[Extracted data entries]
= = = = = = =

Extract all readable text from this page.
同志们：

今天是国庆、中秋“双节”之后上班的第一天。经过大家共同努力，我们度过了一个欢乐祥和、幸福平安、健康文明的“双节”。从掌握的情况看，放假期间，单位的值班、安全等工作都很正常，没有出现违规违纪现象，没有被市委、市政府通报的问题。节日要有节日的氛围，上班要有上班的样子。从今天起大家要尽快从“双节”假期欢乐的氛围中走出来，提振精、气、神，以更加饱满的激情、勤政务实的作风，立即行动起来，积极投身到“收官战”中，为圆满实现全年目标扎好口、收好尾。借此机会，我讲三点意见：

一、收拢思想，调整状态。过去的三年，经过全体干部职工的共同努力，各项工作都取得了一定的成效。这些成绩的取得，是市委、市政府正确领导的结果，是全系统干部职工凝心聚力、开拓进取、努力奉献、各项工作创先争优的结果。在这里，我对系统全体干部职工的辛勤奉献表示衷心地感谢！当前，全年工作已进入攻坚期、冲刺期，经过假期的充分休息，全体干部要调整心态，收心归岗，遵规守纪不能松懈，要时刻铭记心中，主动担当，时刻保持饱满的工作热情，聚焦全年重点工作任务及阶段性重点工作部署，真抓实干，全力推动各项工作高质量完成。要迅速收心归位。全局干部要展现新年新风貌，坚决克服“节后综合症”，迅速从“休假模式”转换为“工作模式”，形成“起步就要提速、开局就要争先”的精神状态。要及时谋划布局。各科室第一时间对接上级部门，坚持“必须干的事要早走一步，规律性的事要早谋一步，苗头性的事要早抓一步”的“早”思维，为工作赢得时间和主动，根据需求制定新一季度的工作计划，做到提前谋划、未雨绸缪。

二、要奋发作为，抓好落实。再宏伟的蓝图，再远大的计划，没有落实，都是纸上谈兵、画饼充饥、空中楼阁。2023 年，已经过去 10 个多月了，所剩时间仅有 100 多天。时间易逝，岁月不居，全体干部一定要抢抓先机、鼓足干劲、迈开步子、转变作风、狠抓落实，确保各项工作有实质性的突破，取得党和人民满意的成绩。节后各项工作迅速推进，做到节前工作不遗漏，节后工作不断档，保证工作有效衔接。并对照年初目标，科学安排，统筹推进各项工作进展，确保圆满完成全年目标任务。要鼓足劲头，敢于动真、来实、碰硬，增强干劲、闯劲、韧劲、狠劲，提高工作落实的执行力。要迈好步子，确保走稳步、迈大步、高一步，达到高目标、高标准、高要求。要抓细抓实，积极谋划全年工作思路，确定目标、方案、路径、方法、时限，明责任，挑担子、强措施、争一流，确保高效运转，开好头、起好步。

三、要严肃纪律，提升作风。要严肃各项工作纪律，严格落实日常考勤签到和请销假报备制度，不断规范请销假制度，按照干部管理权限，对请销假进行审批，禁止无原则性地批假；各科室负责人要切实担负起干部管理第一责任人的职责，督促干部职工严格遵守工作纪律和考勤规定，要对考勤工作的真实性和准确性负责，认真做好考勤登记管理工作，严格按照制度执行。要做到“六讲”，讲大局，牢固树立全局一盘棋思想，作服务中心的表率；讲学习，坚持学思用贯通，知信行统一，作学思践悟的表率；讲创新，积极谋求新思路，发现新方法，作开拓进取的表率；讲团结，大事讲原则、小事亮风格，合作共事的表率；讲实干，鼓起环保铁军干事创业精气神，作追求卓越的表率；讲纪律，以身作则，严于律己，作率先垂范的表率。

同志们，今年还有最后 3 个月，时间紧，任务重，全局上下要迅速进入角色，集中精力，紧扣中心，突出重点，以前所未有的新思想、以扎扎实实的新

= = = = = = =

Write out every entry exactly as given.

Final result
Extract all readable text from this page.
同志们：

今天是国庆、中秋“双节”之后上班的第一天。经过大家共同努力，我们度过了一个欢乐祥和、幸福平安、健康文明的“双节”。从掌握的情况看，放假期间，单位的值班、安全等工作都很正常，没有出现违规违纪现象，没有被市委、市政府通报的问题。节日要有节日的氛围，上班要有上班的样子。从今天起大家要尽快从“双节”假期欢乐的氛围中走出来，提振精、气、神，以更加饱满的激情、勤政务实的作风，立即行动起来，积极投身到“收官战”中，为圆满实现全年目标扎好口、收好尾。借此机会，我讲三点意见：

一、收拢思想，调整状态。过去的三年，经过全体干部职工的共同努力，各项工作都取得了一定的成效。这些成绩的取得，是市委、市政府正确领导的结果，是全系统干部职工凝心聚力、开拓进取、努力奉献、各项工作创先争优的结果。在这里，我对系统全体干部职工的辛勤奉献表示衷心地感谢！当前，全年工作已进入攻坚期、冲刺期，经过假期的充分休息，全体干部要调整心态，收心归岗，遵规守纪不能松懈，要时刻铭记心中，主动担当，时刻保持饱满的工作热情，聚焦全年重点工作任务及阶段性重点工作部署，真抓实干，全力推动各项工作高质量完成。要迅速收心归位。全局干部要展现新年新风貌，坚决克服“节后综合症”，迅速从“休假模式”转换为“工作模式”，形成“起步就要提速、开局就要争先”的精神状态。要及时谋划布局。各科室第一时间对接上级部门，坚持“必须干的事要早走一步，规律性的事要早谋一步，苗头性的事要早抓一步”的“早”思维，为工作赢得时间和主动，根据需求制定新一季度的工作计划，做到提前谋划、未雨绸缪。

二、要奋发作为，抓好落实。再宏伟的蓝图，再远大的计划，没有落实，都是纸上谈兵、画饼充饥、空中楼阁。2023 年，已经过去 10 个多月了，所剩时间仅有 100 多天。时间易逝，岁月不居，全体干部一定要抢抓先机、鼓足干劲、迈开步子、转变作风、狠抓落实，确保各项工作有实质性的突破，取得党和人民满意的成绩。节后各项工作迅速推进，做到节前工作不遗漏，节后工作不断档，保证工作有效衔接。并对照年初目标，科学安排，统筹推进各项工作进展，确保圆满完成全年目标任务。要鼓足劲头，敢于动真、来实、碰硬，增强干劲、闯劲、韧劲、狠劲，提高工作落实的执行力。要迈好步子，确保走稳步、迈大步、高一步，达到高目标、高标准、高要求。要抓细抓实，积极谋划全年工作思路，确定目标、方案、路径、方法、时限，明责任，挑担子、强措施、争一流，确保高效运转，开好头、起好步。

三、要严肃纪律，提升作风。要严肃各项工作纪律，严格落实日常考勤签到和请销假报备制度，不断规范请销假制度，按照干部管理权限，对请销假进行审批，禁止无原则性地批假；各科室负责人要切实担负起干部管理第一责任人的职责，督促干部职工严格遵守工作纪律和考勤规定，要对考勤工作的真实性和准确性负责，认真做好考勤登记管理工作，严格按照制度执行。要做到“六讲”，讲大局，牢固树立全局一盘棋思想，作服务中心的表率；讲学习，坚持学思用贯通，知信行统一，作学思践悟的表率；讲创新，积极谋求新思路，发现新方法，作开拓进取的表率；讲团结，大事讲原则、小事亮风格，合作共事的表率；讲实干，鼓起环保铁军干事创业精气神，作追求卓越的表率；讲纪律，以身作则，严于律己，作率先垂范的表率。

同志们，今年还有最后 3 个月，时间紧，任务重，全局上下要迅速进入角色，集中精力，紧扣中心，突出重点，以前所未有的新思想、以扎扎实实的新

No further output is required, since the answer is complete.